(Figure record extracts)
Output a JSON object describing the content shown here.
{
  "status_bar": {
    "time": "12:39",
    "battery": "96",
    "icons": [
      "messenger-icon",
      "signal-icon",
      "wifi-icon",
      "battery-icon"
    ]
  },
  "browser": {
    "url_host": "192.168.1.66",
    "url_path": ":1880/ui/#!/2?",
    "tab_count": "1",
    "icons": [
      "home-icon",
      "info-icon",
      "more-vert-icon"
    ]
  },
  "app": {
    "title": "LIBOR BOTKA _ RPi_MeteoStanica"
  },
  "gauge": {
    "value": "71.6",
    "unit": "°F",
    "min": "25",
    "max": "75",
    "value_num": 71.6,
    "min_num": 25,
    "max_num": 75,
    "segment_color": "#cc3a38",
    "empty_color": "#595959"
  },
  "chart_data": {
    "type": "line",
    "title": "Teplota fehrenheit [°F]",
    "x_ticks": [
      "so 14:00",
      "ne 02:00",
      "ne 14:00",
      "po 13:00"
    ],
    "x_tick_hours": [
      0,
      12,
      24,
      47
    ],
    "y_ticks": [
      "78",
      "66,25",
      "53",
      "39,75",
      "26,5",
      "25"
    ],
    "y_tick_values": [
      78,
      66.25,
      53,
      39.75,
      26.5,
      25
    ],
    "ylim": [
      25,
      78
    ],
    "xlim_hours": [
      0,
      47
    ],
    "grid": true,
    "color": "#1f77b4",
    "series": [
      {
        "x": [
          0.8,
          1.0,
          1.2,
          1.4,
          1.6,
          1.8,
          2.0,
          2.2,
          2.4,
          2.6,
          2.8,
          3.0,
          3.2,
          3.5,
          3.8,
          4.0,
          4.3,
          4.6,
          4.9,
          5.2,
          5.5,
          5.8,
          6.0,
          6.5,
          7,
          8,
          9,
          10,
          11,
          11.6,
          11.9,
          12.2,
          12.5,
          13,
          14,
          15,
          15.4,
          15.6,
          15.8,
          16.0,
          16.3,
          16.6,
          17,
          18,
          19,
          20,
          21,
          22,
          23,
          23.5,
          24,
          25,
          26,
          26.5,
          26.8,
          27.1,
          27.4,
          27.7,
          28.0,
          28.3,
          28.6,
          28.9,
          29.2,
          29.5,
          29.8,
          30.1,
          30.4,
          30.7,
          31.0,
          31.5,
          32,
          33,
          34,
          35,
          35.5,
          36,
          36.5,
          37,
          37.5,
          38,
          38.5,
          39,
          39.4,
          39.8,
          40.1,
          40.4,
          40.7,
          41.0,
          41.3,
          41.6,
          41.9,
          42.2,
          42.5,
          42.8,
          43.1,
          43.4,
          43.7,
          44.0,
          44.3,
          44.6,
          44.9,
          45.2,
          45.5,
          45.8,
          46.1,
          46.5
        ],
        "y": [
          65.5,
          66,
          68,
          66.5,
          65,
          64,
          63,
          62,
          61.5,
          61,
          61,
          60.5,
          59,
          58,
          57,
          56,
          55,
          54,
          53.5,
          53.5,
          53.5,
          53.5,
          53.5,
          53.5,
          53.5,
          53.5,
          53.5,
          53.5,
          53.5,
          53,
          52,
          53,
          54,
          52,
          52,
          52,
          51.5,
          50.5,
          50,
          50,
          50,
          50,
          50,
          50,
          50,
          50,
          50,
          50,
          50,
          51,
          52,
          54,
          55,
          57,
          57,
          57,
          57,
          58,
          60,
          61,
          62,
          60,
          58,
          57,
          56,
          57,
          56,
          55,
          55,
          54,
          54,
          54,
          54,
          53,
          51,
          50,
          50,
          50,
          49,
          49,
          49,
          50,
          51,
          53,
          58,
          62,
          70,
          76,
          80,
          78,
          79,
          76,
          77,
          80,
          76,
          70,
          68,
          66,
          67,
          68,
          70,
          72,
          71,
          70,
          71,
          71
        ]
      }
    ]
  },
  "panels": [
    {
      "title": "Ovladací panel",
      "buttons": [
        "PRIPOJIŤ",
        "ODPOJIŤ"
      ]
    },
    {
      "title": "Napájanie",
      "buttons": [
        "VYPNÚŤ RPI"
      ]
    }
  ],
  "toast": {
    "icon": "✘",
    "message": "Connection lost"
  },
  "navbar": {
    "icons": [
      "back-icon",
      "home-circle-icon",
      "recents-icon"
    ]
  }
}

## What is required
Go through the entries above and pull out each line with "title" in it.

## Response to the task
    "title": "LIBOR BOTKA _ RPi_MeteoStanica"
    "title": "Teplota fehrenheit [°F]",
      "title": "Ovladací panel",
      "title": "Napájanie",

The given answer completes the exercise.